#### DATASET EXCERPTS
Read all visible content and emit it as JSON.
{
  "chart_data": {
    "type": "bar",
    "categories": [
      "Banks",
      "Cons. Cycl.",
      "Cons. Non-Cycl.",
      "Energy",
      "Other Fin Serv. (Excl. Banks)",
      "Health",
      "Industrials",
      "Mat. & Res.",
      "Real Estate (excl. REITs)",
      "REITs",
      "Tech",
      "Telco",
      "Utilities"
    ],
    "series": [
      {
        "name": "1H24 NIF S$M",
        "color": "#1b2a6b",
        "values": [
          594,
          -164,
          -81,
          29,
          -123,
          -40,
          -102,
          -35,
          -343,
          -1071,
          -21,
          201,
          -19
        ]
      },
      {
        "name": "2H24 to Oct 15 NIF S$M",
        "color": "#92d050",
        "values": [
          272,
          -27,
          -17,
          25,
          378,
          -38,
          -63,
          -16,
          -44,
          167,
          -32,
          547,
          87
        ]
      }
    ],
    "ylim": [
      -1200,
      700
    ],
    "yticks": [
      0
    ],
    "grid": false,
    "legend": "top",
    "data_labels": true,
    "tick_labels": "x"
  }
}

#### EXERCISE REQUIREMENTS
Using the listing, copy every line where the word "name" shows up.

#### THE COMPLETED TASK
        "name": "1H24 NIF S$M",
        "name": "2H24 to Oct 15 NIF S$M",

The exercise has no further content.